Dataset entries on figures:
════════════════
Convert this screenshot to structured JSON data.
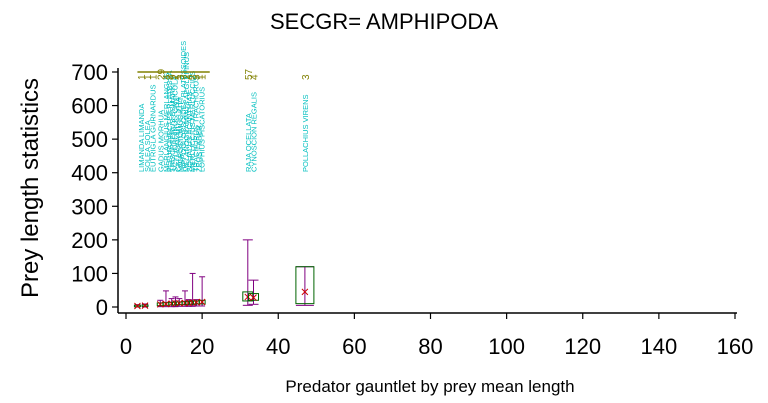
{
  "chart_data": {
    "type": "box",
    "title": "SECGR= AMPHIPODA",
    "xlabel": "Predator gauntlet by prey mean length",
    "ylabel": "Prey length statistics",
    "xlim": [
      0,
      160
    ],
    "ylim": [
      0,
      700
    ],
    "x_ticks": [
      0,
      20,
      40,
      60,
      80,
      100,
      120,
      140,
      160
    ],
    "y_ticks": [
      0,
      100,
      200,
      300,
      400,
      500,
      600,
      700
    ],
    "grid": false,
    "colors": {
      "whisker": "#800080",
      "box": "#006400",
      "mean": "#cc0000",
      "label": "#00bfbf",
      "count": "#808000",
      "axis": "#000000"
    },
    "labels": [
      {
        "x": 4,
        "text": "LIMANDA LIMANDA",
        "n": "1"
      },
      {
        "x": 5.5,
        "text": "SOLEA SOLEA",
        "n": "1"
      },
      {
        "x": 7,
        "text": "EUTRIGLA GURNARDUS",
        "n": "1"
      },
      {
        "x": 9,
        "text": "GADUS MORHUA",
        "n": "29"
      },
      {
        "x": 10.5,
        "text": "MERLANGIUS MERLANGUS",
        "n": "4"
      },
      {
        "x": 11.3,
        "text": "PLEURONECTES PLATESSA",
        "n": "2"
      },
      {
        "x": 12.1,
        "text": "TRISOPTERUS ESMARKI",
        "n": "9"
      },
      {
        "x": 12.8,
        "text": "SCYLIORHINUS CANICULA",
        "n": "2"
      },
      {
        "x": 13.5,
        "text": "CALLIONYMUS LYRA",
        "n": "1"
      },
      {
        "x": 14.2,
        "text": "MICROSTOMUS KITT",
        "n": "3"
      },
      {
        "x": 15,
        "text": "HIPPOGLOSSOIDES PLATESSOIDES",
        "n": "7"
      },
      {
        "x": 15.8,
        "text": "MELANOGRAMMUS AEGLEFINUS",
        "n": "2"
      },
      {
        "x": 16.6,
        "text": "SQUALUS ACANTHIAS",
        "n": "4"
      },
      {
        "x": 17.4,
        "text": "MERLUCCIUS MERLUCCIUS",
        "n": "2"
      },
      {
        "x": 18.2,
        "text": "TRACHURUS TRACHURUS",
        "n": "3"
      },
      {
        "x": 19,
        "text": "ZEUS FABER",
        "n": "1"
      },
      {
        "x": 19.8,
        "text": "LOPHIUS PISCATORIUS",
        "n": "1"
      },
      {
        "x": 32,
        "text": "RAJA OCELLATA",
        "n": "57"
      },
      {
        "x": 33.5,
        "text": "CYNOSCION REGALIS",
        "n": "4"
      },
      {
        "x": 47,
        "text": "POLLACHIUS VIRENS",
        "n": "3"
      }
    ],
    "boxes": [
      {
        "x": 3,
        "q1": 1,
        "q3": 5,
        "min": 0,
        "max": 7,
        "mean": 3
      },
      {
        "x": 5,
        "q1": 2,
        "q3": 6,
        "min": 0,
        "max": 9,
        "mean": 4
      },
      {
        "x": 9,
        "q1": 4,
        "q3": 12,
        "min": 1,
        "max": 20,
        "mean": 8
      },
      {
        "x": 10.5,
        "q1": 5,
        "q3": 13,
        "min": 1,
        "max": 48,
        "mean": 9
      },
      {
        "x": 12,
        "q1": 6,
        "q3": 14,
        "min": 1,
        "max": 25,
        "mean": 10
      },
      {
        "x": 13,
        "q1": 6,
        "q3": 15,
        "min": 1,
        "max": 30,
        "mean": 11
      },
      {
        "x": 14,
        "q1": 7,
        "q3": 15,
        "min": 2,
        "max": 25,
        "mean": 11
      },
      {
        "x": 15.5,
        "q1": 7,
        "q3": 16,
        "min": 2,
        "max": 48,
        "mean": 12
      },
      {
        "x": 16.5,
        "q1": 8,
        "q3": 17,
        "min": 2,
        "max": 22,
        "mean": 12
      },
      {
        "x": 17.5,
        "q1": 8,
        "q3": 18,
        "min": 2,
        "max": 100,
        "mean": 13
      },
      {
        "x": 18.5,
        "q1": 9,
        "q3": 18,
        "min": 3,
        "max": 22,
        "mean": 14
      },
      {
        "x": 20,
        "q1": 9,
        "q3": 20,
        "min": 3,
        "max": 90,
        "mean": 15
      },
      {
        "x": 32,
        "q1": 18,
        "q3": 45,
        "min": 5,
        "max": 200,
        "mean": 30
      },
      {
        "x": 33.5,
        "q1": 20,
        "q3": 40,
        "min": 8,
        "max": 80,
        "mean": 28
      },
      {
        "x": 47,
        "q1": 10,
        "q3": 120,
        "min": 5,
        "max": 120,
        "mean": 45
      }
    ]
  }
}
════════════════
= REQUIRED TASK =
Reproduce every record word for word. The copy must contain no pictures.

= EXPECTED ANSWER =
Convert this screenshot to structured JSON data.
{
  "chart_data": {
    "type": "box",
    "title": "SECGR= AMPHIPODA",
    "xlabel": "Predator gauntlet by prey mean length",
    "ylabel": "Prey length statistics",
    "xlim": [
      0,
      160
    ],
    "ylim": [
      0,
      700
    ],
    "x_ticks": [
      0,
      20,
      40,
      60,
      80,
      100,
      120,
      140,
      160
    ],
    "y_ticks": [
      0,
      100,
      200,
      300,
      400,
      500,
      600,
      700
    ],
    "grid": false,
    "colors": {
      "whisker": "#800080",
      "box": "#006400",
      "mean": "#cc0000",
      "label": "#00bfbf",
      "count": "#808000",
      "axis": "#000000"
    },
    "labels": [
      {
        "x": 4,
        "text": "LIMANDA LIMANDA",
        "n": "1"
      },
      {
        "x": 5.5,
        "text": "SOLEA SOLEA",
        "n": "1"
      },
      {
        "x": 7,
        "text": "EUTRIGLA GURNARDUS",
        "n": "1"
      },
      {
        "x": 9,
        "text": "GADUS MORHUA",
        "n": "29"
      },
      {
        "x": 10.5,
        "text": "MERLANGIUS MERLANGUS",
        "n": "4"
      },
      {
        "x": 11.3,
        "text": "PLEURONECTES PLATESSA",
        "n": "2"
      },
      {
        "x": 12.1,
        "text": "TRISOPTERUS ESMARKI",
        "n": "9"
      },
      {
        "x": 12.8,
        "text": "SCYLIORHINUS CANICULA",
        "n": "2"
      },
      {
        "x": 13.5,
        "text": "CALLIONYMUS LYRA",
        "n": "1"
      },
      {
        "x": 14.2,
        "text": "MICROSTOMUS KITT",
        "n": "3"
      },
      {
        "x": 15,
        "text": "HIPPOGLOSSOIDES PLATESSOIDES",
        "n": "7"
      },
      {
        "x": 15.8,
        "text": "MELANOGRAMMUS AEGLEFINUS",
        "n": "2"
      },
      {
        "x": 16.6,
        "text": "SQUALUS ACANTHIAS",
        "n": "4"
      },
      {
        "x": 17.4,
        "text": "MERLUCCIUS MERLUCCIUS",
        "n": "2"
      },
      {
        "x": 18.2,
        "text": "TRACHURUS TRACHURUS",
        "n": "3"
      },
      {
        "x": 19,
        "text": "ZEUS FABER",
        "n": "1"
      },
      {
        "x": 19.8,
        "text": "LOPHIUS PISCATORIUS",
        "n": "1"
      },
      {
        "x": 32,
        "text": "RAJA OCELLATA",
        "n": "57"
      },
      {
        "x": 33.5,
        "text": "CYNOSCION REGALIS",
        "n": "4"
      },
      {
        "x": 47,
        "text": "POLLACHIUS VIRENS",
        "n": "3"
      }
    ],
    "boxes": [
      {
        "x": 3,
        "q1": 1,
        "q3": 5,
        "min": 0,
        "max": 7,
        "mean": 3
      },
      {
        "x": 5,
        "q1": 2,
        "q3": 6,
        "min": 0,
        "max": 9,
        "mean": 4
      },
      {
        "x": 9,
        "q1": 4,
        "q3": 12,
        "min": 1,
        "max": 20,
        "mean": 8
      },
      {
        "x": 10.5,
        "q1": 5,
        "q3": 13,
        "min": 1,
        "max": 48,
        "mean": 9
      },
      {
        "x": 12,
        "q1": 6,
        "q3": 14,
        "min": 1,
        "max": 25,
        "mean": 10
      },
      {
        "x": 13,
        "q1": 6,
        "q3": 15,
        "min": 1,
        "max": 30,
        "mean": 11
      },
      {
        "x": 14,
        "q1": 7,
        "q3": 15,
        "min": 2,
        "max": 25,
        "mean": 11
      },
      {
        "x": 15.5,
        "q1": 7,
        "q3": 16,
        "min": 2,
        "max": 48,
        "mean": 12
      },
      {
        "x": 16.5,
        "q1": 8,
        "q3": 17,
        "min": 2,
        "max": 22,
        "mean": 12
      },
      {
        "x": 17.5,
        "q1": 8,
        "q3": 18,
        "min": 2,
        "max": 100,
        "mean": 13
      },
      {
        "x": 18.5,
        "q1": 9,
        "q3": 18,
        "min": 3,
        "max": 22,
        "mean": 14
      },
      {
        "x": 20,
        "q1": 9,
        "q3": 20,
        "min": 3,
        "max": 90,
        "mean": 15
      },
      {
        "x": 32,
        "q1": 18,
        "q3": 45,
        "min": 5,
        "max": 200,
        "mean": 30
      },
      {
        "x": 33.5,
        "q1": 20,
        "q3": 40,
        "min": 8,
        "max": 80,
        "mean": 28
      },
      {
        "x": 47,
        "q1": 10,
        "q3": 120,
        "min": 5,
        "max": 120,
        "mean": 45
      }
    ]
  }
}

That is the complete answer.